## Explora el material
(a) Según el texto sobre el reembolso a los partidos, ¿a cuánto se cifró el reembolso del Estado a los partidos por sus gastos de campaña?
(b) En el texto sobre el reembolso a los partidos, reproduce el fragmento desde "En su edición" hasta "el oficialista FSLN.", ambos incluidos, cambiando "oficialista" por "gobernante".
(c) ¿Cómo seguiría el texto sobre el reembolso a los partidos? Continúalo a partir de su última oración.

En su edición del domingo 22 de enero, LA PRENSA publicó una documentada información sobre el reembolso del Estado a los partidos políticos, por los gastos que hicieron en la campaña electoral del año pasado. El reembolso, solo para los tres partidos que según el Consejo Supremo Electoral obtuvieron arriba del 4 por ciento de los votos válidos totales — el mínimo para tener derecho a la compensación—, fue cifrado en 341.9 millones de córdobas (unos 14.7 millones de dólares) de los cuales casi dos terceras partes son para el oficialista FSLN.
La enorme cantidad de dinero público asignada para rembolsar los gastos electorales del FSLN, la Alianza PLI y el PLC, según la información, suma 10 millones de córdobas más que los 331.9 millones de córdobas destinados en el presupuesto nacional de este año, para el programa social insignia del Gobierno del presidente inconstitucional Daniel Ortega, que es el Hambre Cero. Pero la comparación realmente dramática es la que se hace con la partida presupuestaria asignada a una institución humanitaria como el Hogar de Protección Pajarito Azul, el cual atiende a niños discapacitados y en situación de abandono y maltrato, que en el presupuesto nacional del año pasado fue “apoyado” por el Estado con 246,716 córdobas, o sea menos de 11 mil dólares.
Una lectura simplista y populista de esta información podría llevar a la conclusión de que la gran cantidad de dinero del Estado que ha sido presupuestado para resarcir los gastos electorales de los partidos, mejor se debería invertir en obras de beneficio social; o que los partidos financien ellos mismos sus campañas; y, en última instancia, que no haya elecciones. Esto es lo que pensarían los partidarios de Daniel Ortega, o aquellos que creen que lo más importante es que el Gobierno les permita hacer negocios, o quienes consideran que las dádivas populistas del gobernante tienen más valor que la vida en libertad y democracia.

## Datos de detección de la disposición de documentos
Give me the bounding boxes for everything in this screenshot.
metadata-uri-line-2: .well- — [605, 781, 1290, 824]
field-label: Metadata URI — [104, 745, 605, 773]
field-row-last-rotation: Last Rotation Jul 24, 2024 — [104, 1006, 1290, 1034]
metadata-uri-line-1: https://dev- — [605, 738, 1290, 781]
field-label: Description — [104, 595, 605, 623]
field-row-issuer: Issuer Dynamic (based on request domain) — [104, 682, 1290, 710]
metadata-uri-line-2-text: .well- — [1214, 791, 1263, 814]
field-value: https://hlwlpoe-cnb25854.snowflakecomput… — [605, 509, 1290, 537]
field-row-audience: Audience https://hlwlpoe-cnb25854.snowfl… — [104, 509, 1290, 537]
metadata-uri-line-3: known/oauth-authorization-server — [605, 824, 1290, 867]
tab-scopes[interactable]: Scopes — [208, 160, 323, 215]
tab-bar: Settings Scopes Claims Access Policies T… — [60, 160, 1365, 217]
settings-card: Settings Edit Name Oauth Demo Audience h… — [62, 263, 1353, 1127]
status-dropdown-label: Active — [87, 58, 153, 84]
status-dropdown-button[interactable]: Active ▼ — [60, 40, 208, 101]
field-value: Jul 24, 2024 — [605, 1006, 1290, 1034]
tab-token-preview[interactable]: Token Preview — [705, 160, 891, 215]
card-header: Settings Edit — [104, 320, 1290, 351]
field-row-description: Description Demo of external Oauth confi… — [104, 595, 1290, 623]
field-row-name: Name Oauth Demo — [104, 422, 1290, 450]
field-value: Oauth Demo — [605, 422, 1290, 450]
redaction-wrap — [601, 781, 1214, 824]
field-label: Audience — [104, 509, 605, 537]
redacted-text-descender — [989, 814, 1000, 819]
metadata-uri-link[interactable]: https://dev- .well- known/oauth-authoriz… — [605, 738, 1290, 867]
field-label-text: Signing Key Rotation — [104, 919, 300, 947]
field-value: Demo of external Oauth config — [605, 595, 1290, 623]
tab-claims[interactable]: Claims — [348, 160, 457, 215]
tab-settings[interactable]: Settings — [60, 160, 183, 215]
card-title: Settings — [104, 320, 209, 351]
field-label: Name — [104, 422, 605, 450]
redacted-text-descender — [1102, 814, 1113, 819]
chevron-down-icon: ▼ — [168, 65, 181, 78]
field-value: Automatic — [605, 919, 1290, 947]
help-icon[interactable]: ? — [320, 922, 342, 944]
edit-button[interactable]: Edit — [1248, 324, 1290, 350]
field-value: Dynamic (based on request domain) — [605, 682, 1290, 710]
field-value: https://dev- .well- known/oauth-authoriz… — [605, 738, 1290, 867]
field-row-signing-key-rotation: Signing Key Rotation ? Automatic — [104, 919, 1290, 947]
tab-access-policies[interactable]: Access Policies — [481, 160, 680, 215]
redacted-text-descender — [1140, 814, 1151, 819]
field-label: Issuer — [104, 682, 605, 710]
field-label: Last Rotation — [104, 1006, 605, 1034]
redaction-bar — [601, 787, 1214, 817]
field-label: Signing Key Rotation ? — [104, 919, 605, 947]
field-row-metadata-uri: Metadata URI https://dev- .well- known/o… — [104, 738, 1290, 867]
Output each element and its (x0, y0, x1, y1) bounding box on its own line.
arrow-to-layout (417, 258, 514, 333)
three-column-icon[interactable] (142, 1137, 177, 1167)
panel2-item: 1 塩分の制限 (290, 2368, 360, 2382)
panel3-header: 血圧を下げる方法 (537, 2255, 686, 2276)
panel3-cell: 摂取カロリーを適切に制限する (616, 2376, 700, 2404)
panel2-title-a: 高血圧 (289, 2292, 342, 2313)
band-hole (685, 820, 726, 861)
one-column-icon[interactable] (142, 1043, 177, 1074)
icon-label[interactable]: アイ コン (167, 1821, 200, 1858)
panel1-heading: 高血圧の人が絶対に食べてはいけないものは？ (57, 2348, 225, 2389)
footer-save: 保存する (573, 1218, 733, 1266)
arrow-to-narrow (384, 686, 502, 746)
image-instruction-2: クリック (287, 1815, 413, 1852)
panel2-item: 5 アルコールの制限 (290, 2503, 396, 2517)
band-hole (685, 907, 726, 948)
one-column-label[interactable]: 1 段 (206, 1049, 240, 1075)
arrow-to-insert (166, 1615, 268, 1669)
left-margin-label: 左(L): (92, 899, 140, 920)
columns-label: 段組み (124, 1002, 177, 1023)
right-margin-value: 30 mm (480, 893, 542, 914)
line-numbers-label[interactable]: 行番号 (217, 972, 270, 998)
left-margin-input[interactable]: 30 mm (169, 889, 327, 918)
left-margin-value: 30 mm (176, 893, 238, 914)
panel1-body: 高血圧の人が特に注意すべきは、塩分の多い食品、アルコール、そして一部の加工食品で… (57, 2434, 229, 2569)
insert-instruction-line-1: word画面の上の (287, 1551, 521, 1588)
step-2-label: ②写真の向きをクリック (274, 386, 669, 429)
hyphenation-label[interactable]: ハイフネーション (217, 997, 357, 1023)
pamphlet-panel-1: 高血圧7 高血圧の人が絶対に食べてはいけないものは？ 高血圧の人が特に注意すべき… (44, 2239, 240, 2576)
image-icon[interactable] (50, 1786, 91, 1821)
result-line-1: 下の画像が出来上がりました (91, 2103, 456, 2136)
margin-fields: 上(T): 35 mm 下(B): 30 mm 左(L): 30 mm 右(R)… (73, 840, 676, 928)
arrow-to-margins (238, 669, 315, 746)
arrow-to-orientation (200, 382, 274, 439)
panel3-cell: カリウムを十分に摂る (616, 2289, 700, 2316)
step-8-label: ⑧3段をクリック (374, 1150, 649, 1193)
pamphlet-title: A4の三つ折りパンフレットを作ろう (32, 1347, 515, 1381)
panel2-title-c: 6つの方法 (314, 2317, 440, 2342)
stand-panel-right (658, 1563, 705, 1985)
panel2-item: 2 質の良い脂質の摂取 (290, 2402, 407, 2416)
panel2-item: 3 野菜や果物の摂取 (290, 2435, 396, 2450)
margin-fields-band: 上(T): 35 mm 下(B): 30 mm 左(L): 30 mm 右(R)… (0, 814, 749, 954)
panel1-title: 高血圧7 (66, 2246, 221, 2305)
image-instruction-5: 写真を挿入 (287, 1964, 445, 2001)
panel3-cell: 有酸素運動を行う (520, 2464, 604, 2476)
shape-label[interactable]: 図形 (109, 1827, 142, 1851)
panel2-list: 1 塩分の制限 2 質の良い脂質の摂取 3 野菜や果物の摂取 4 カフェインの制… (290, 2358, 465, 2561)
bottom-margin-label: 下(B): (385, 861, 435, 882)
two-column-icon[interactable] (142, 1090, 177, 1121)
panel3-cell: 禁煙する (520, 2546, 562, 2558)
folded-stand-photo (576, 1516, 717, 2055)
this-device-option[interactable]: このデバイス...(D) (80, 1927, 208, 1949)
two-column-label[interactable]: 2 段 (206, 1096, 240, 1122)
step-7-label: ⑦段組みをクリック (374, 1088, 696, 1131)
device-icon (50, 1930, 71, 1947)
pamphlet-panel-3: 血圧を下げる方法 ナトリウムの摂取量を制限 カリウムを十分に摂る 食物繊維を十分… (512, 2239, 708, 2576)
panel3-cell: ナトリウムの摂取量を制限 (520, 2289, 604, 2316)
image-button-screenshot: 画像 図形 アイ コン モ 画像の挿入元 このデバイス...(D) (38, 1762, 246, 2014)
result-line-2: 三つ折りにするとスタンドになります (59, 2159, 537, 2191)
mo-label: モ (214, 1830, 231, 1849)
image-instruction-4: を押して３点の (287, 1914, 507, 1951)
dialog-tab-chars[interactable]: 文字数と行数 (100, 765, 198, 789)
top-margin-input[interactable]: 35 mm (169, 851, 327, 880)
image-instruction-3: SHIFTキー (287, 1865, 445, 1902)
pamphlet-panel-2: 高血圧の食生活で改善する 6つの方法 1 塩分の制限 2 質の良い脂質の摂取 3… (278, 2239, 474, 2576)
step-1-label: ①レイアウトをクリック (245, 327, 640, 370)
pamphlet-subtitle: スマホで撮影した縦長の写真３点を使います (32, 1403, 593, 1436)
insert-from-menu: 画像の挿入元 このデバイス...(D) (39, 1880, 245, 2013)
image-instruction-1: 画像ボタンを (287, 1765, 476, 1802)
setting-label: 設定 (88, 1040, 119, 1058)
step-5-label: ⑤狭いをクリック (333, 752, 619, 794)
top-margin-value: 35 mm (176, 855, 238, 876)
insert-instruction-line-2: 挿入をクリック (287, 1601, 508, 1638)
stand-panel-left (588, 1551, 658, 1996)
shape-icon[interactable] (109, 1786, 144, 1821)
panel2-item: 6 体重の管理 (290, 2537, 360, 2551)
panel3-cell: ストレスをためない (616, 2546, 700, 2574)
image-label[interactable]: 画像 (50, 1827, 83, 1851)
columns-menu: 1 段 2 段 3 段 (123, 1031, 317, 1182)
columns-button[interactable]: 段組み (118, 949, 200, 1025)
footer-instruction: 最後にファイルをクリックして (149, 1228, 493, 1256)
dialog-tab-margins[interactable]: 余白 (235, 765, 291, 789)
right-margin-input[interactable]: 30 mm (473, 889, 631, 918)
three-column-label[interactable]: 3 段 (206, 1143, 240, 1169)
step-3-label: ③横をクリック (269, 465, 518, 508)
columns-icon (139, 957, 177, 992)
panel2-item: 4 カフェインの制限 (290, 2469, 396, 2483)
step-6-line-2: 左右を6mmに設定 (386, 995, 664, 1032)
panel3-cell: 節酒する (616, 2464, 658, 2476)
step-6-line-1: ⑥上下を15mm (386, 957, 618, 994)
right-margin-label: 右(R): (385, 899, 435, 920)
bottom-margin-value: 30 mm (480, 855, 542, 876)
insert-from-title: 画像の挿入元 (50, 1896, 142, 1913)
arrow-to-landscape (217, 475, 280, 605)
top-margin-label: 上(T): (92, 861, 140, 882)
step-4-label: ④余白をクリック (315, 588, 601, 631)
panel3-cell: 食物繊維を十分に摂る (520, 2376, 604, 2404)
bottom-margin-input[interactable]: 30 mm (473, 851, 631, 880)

## Respuestas por tarea
(a) A 341.9 millones de córdobas, unos 14.7 millones de dólares.

(b)
En su edición del domingo 22 de enero, LA PRENSA publicó una documentada información sobre el reembolso del Estado a los partidos políticos, por los gastos que hicieron en la campaña electoral del año pasado. El reembolso, solo para los tres partidos que según el Consejo Supremo Electoral obtuvieron arriba del 4 por ciento de los votos válidos totales — el mínimo para tener derecho a la compensación—, fue cifrado en 341.9 millones de córdobas (unos 14.7 millones de dólares) de los cuales casi dos terceras partes son para el gobernante FSLN.

(c)
En realidad, el financiamiento de las campañas electorales de los partidos políticos es propio del sistema democrático, es una práctica ajena al totalitarismo o el autoritarismo de cualquier tipo, que se basan en el régimen de partido único o se encubren con farsas de pluralismo. El financiamiento estatal de las campañas electorales de los partidos es para garantizar mejores condiciones de competencia política, evitar la desigualdad financiera y disuadir la tentación de aceptar dinero encubierto de poderosos intereses económicos, incluyendo al crimen organizado como el narcotráfico que ha llegado a ser omnipresente y omnipotente.
El financiamiento estatal no es incorrecto en sí mismo. Lo malo es el exceso, la falta de transparencia y control del gasto político electoral, y sobre todo el abuso de los partidos oficialistas, los cuales, además de gastar una desmesurada cantidad de dinero en sus campañas electorales que luego es resarcida por el Estado, utilizan de manera abusiva todos los medios y recursos estatales.
Esto es lo que se tendrá que corregir cuando Nicaragua vuelva a ser una república democrática.